§ Problem to solve
Scan the following material for the string "MOSFET" and copy each line in which it appears.

§ Given entries

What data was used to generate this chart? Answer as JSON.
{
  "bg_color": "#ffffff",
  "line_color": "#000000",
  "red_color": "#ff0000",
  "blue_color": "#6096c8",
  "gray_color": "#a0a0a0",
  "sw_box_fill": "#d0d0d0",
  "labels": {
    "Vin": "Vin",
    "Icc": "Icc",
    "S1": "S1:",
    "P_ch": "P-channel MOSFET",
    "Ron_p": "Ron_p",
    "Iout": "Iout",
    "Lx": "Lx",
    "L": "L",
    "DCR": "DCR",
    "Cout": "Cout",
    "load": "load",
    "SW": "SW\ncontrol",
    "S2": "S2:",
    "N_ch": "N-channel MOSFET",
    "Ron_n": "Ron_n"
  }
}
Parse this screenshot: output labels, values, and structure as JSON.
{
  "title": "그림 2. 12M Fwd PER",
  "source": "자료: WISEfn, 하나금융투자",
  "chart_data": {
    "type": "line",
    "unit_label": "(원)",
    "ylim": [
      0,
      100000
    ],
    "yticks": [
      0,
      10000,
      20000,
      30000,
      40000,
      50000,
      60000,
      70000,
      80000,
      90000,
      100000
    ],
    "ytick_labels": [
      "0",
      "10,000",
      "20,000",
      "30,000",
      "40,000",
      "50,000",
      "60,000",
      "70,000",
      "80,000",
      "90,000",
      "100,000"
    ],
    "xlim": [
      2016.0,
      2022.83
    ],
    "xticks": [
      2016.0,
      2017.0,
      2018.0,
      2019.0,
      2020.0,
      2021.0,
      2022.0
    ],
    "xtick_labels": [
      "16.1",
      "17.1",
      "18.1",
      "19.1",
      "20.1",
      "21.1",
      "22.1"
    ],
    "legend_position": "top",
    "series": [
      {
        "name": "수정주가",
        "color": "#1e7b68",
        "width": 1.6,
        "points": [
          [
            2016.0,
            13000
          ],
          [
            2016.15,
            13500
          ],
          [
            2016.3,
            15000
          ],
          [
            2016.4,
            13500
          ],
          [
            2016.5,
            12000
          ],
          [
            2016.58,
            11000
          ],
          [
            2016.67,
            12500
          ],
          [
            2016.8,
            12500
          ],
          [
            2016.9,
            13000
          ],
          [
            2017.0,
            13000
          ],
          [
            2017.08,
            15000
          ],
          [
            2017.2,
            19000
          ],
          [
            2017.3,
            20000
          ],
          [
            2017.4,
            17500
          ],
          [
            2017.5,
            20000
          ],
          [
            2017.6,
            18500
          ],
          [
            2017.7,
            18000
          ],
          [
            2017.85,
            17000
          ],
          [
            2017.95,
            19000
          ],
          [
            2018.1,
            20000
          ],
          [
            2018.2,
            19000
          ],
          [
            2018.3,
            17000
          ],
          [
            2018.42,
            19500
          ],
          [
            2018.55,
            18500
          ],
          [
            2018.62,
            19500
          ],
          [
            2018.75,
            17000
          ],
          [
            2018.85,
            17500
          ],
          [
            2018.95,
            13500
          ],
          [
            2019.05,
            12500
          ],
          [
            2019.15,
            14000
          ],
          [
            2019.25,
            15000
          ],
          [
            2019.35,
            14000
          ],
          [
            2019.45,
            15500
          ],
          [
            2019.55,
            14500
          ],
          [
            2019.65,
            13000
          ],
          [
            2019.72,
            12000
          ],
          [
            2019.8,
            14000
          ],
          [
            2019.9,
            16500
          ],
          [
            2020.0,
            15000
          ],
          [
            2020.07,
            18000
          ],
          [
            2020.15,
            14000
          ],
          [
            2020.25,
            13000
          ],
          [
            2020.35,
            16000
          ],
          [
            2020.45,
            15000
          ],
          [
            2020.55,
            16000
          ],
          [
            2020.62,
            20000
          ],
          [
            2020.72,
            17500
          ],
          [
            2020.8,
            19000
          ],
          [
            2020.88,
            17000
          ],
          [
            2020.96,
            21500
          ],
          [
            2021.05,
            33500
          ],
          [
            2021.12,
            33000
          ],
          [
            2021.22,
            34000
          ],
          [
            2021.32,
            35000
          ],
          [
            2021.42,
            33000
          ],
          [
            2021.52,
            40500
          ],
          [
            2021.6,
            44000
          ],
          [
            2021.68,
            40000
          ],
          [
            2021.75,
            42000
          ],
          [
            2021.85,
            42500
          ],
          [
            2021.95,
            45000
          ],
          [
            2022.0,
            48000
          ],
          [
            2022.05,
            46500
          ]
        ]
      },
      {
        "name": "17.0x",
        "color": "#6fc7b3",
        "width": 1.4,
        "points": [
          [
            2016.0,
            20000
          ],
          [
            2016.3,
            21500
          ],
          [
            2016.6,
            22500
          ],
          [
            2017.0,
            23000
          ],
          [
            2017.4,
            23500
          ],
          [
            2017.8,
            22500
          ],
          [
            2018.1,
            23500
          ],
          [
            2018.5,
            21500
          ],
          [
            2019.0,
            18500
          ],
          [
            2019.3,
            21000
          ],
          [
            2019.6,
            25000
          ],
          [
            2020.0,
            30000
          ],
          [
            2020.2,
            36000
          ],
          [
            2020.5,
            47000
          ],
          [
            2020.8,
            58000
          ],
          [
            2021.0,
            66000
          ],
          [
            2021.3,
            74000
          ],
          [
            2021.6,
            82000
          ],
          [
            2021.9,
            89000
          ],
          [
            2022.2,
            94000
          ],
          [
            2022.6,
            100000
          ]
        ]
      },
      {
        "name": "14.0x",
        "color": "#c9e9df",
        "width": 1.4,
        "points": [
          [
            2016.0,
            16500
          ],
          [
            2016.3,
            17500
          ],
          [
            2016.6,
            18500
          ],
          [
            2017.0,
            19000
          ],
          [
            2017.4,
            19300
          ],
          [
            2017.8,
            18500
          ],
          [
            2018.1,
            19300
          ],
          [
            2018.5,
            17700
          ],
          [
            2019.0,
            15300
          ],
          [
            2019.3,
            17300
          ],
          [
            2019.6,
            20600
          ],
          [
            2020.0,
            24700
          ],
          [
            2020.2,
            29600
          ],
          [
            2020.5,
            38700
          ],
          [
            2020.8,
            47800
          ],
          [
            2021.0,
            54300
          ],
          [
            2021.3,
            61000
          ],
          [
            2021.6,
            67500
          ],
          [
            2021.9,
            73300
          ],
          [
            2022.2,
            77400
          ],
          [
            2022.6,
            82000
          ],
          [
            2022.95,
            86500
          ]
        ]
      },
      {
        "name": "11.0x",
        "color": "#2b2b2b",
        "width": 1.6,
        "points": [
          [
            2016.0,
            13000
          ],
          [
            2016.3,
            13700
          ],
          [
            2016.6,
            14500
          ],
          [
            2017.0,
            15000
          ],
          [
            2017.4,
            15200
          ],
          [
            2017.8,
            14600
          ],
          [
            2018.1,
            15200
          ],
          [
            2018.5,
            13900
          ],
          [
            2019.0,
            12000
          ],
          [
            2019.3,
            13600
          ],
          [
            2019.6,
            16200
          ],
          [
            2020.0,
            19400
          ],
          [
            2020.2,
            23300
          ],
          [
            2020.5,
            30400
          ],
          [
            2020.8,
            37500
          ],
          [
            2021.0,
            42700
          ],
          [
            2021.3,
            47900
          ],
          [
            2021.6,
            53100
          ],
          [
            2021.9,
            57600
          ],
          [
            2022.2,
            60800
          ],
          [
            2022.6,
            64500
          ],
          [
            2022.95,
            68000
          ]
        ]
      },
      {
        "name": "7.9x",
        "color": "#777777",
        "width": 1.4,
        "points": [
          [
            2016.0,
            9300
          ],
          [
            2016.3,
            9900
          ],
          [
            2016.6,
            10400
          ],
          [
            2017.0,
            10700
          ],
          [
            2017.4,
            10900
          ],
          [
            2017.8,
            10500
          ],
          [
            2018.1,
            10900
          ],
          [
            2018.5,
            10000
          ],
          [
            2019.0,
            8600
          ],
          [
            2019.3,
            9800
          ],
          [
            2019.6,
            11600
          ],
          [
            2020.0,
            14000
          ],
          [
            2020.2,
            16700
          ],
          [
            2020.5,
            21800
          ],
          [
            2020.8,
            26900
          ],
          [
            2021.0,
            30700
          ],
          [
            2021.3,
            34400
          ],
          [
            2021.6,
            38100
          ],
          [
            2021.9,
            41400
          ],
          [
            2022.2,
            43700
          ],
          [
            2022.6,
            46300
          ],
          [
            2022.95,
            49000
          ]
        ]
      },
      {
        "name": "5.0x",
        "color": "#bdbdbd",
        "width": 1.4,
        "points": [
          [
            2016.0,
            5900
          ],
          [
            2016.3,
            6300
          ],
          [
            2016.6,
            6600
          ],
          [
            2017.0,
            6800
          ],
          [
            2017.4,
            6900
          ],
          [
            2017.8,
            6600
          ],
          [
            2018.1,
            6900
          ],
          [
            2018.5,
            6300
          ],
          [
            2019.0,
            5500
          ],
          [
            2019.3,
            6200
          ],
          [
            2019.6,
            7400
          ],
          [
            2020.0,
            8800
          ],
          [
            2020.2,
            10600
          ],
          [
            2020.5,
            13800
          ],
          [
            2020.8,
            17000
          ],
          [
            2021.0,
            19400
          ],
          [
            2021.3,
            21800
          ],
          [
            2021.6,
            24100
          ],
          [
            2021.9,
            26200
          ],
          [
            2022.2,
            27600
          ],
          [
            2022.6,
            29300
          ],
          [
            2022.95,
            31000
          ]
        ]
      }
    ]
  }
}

§ Expected output
    "P_ch": "P-channel MOSFET",
    "N_ch": "N-channel MOSFET",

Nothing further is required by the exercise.